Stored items
++++++++
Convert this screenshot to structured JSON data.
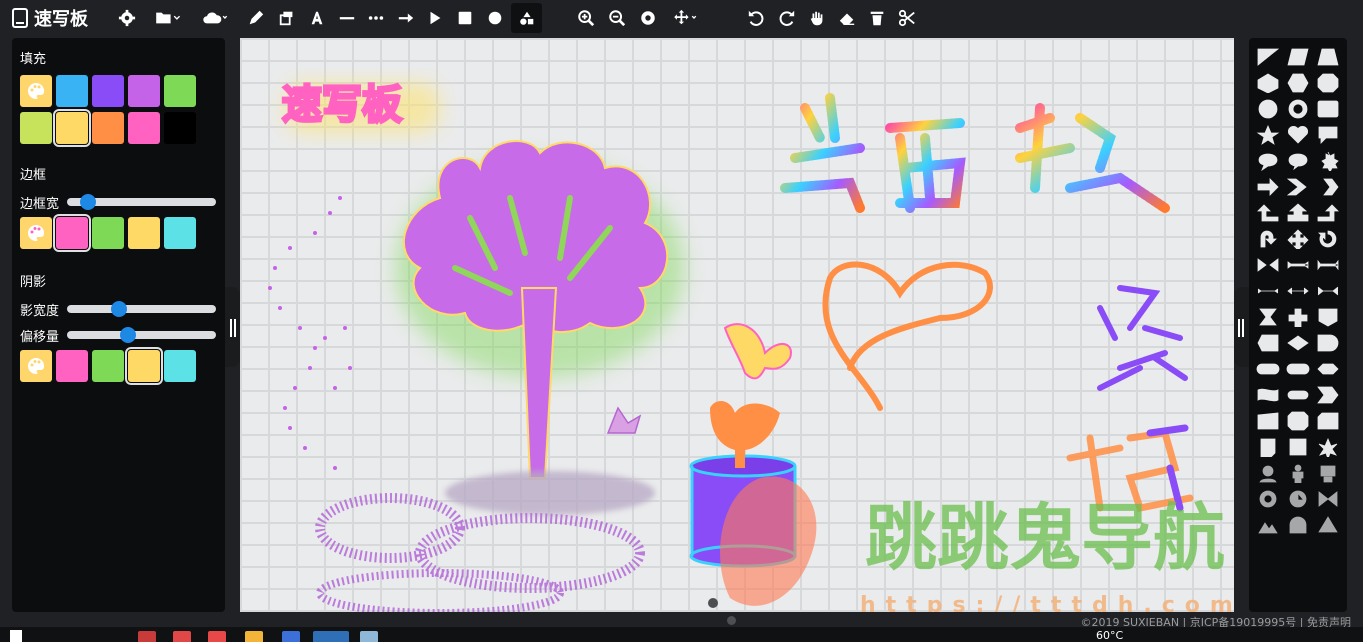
{
  "app": {
    "title": "速写板"
  },
  "left_panel": {
    "fill": {
      "title": "填充",
      "colors": [
        "#ffd66b",
        "#3ab3f5",
        "#8a4cf7",
        "#c563e8",
        "#7ed957",
        "#c7e25b",
        "#ffd966",
        "#ff8f45",
        "#ff62c0",
        "#000000"
      ],
      "selected": 6
    },
    "border": {
      "title": "边框",
      "width_label": "边框宽",
      "width_value": 0.1,
      "colors": [
        "#ff62c0",
        "#7ed957",
        "#ffd966",
        "#5ce1e6"
      ],
      "selected": 0
    },
    "shadow": {
      "title": "阴影",
      "blur_label": "影宽度",
      "blur_value": 0.33,
      "offset_label": "偏移量",
      "offset_value": 0.4,
      "colors": [
        "#ff62c0",
        "#7ed957",
        "#ffd966",
        "#5ce1e6"
      ],
      "selected": 2
    }
  },
  "canvas": {
    "logo_text": "速写板",
    "watermark_text": "跳跳鬼导航",
    "watermark_url": "https://tttdh.com"
  },
  "footer": {
    "text": "©2019 SUXIEBAN | 京ICP备19019995号 | 免责声明"
  },
  "taskbar": {
    "temperature": "60°C"
  },
  "toolbar_icons": [
    "settings-icon",
    "open-folder-icon",
    "cloud-download-icon",
    "pencil-icon",
    "fill-bucket-icon",
    "text-icon",
    "line-icon",
    "dotted-line-icon",
    "arrow-icon",
    "triangle-icon",
    "square-icon",
    "circle-icon",
    "shapes-icon",
    "zoom-in-icon",
    "zoom-out-icon",
    "zoom-reset-icon",
    "pan-icon",
    "undo-icon",
    "redo-icon",
    "hand-icon",
    "eraser-icon",
    "trash-icon",
    "cut-icon"
  ]
}
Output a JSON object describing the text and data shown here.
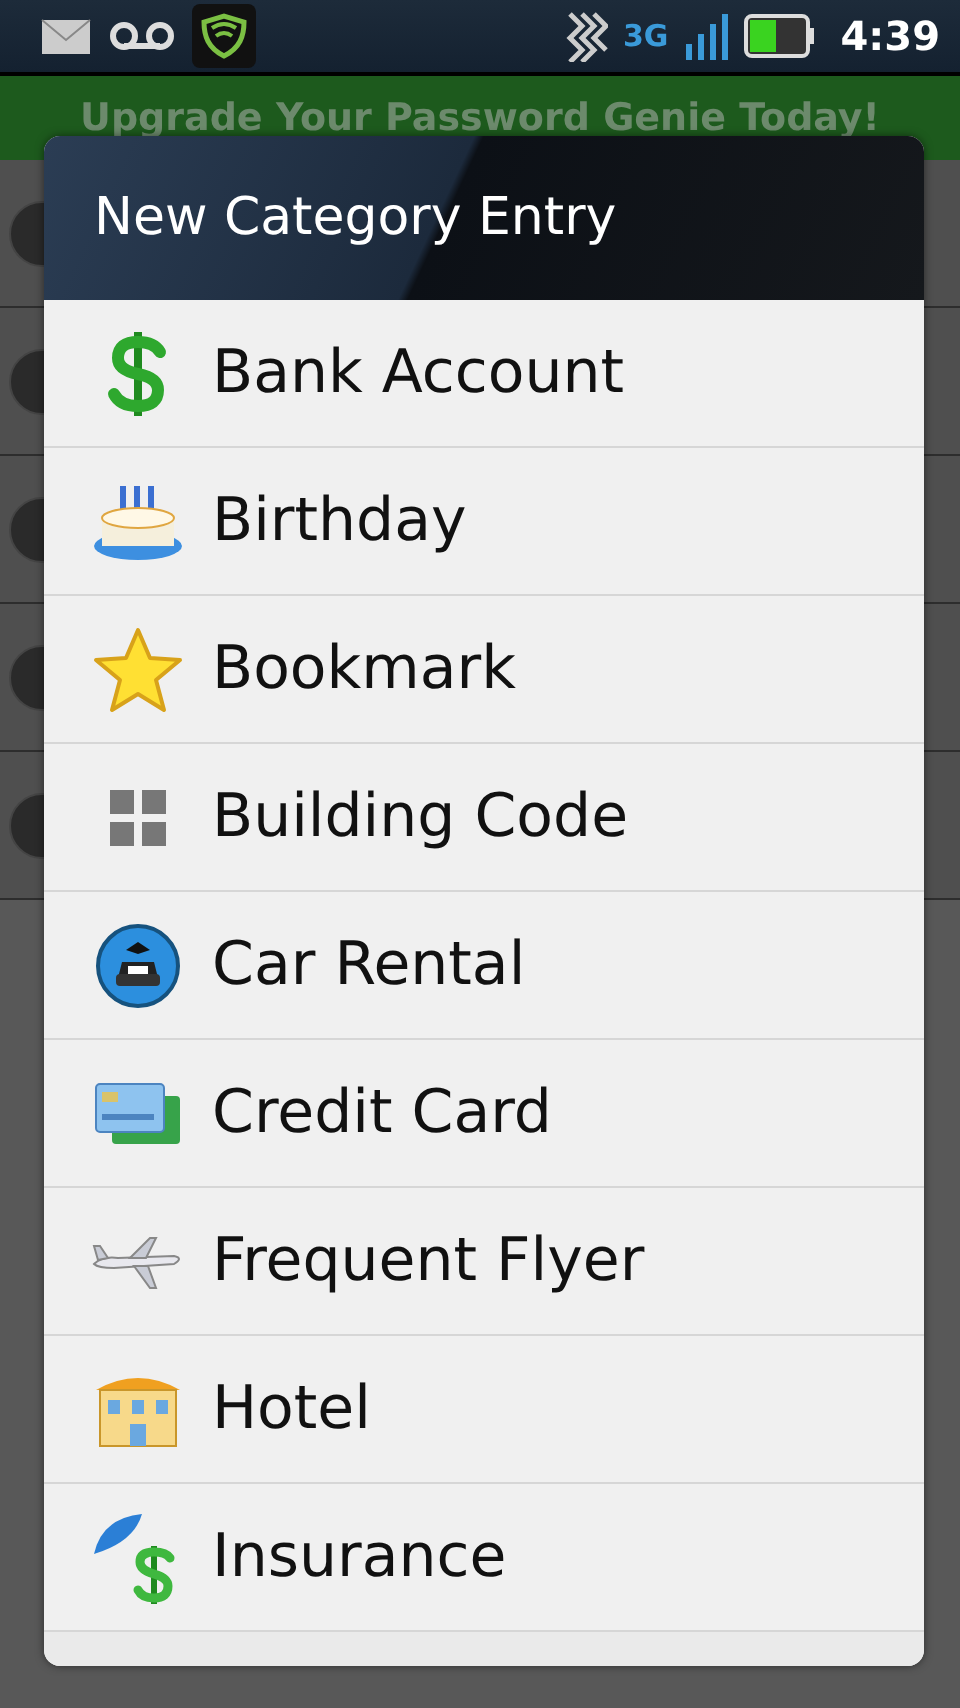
{
  "status_bar": {
    "time": "4:39",
    "network": "3G"
  },
  "banner": {
    "text": "Upgrade Your Password Genie Today!"
  },
  "dialog": {
    "title": "New Category Entry",
    "items": [
      {
        "label": "Bank Account"
      },
      {
        "label": "Birthday"
      },
      {
        "label": "Bookmark"
      },
      {
        "label": "Building Code"
      },
      {
        "label": "Car Rental"
      },
      {
        "label": "Credit Card"
      },
      {
        "label": "Frequent Flyer"
      },
      {
        "label": "Hotel"
      },
      {
        "label": "Insurance"
      }
    ]
  }
}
++++++++
THE TASK
Reproduce the listing exactly. Leave its pictures out.

EXERCISE SOLUTION
Convert this screenshot to structured JSON data.
{
  "app": {
    "title": "速写板"
  },
  "left_panel": {
    "fill": {
      "title": "填充",
      "colors": [
        "#ffd66b",
        "#3ab3f5",
        "#8a4cf7",
        "#c563e8",
        "#7ed957",
        "#c7e25b",
        "#ffd966",
        "#ff8f45",
        "#ff62c0",
        "#000000"
      ],
      "selected": 6
    },
    "border": {
      "title": "边框",
      "width_label": "边框宽",
      "width_value": 0.1,
      "colors": [
        "#ff62c0",
        "#7ed957",
        "#ffd966",
        "#5ce1e6"
      ],
      "selected": 0
    },
    "shadow": {
      "title": "阴影",
      "blur_label": "影宽度",
      "blur_value": 0.33,
      "offset_label": "偏移量",
      "offset_value": 0.4,
      "colors": [
        "#ff62c0",
        "#7ed957",
        "#ffd966",
        "#5ce1e6"
      ],
      "selected": 2
    }
  },
  "canvas": {
    "logo_text": "速写板",
    "watermark_text": "跳跳鬼导航",
    "watermark_url": "https://tttdh.com"
  },
  "footer": {
    "text": "©2019 SUXIEBAN | 京ICP备19019995号 | 免责声明"
  },
  "taskbar": {
    "temperature": "60°C"
  },
  "toolbar_icons": [
    "settings-icon",
    "open-folder-icon",
    "cloud-download-icon",
    "pencil-icon",
    "fill-bucket-icon",
    "text-icon",
    "line-icon",
    "dotted-line-icon",
    "arrow-icon",
    "triangle-icon",
    "square-icon",
    "circle-icon",
    "shapes-icon",
    "zoom-in-icon",
    "zoom-out-icon",
    "zoom-reset-icon",
    "pan-icon",
    "undo-icon",
    "redo-icon",
    "hand-icon",
    "eraser-icon",
    "trash-icon",
    "cut-icon"
  ]
}
Output a JSON object describing the text and data shown here.
{
  "status_bar": {
    "time": "4:39",
    "network": "3G"
  },
  "banner": {
    "text": "Upgrade Your Password Genie Today!"
  },
  "dialog": {
    "title": "New Category Entry",
    "items": [
      {
        "label": "Bank Account"
      },
      {
        "label": "Birthday"
      },
      {
        "label": "Bookmark"
      },
      {
        "label": "Building Code"
      },
      {
        "label": "Car Rental"
      },
      {
        "label": "Credit Card"
      },
      {
        "label": "Frequent Flyer"
      },
      {
        "label": "Hotel"
      },
      {
        "label": "Insurance"
      }
    ]
  }
}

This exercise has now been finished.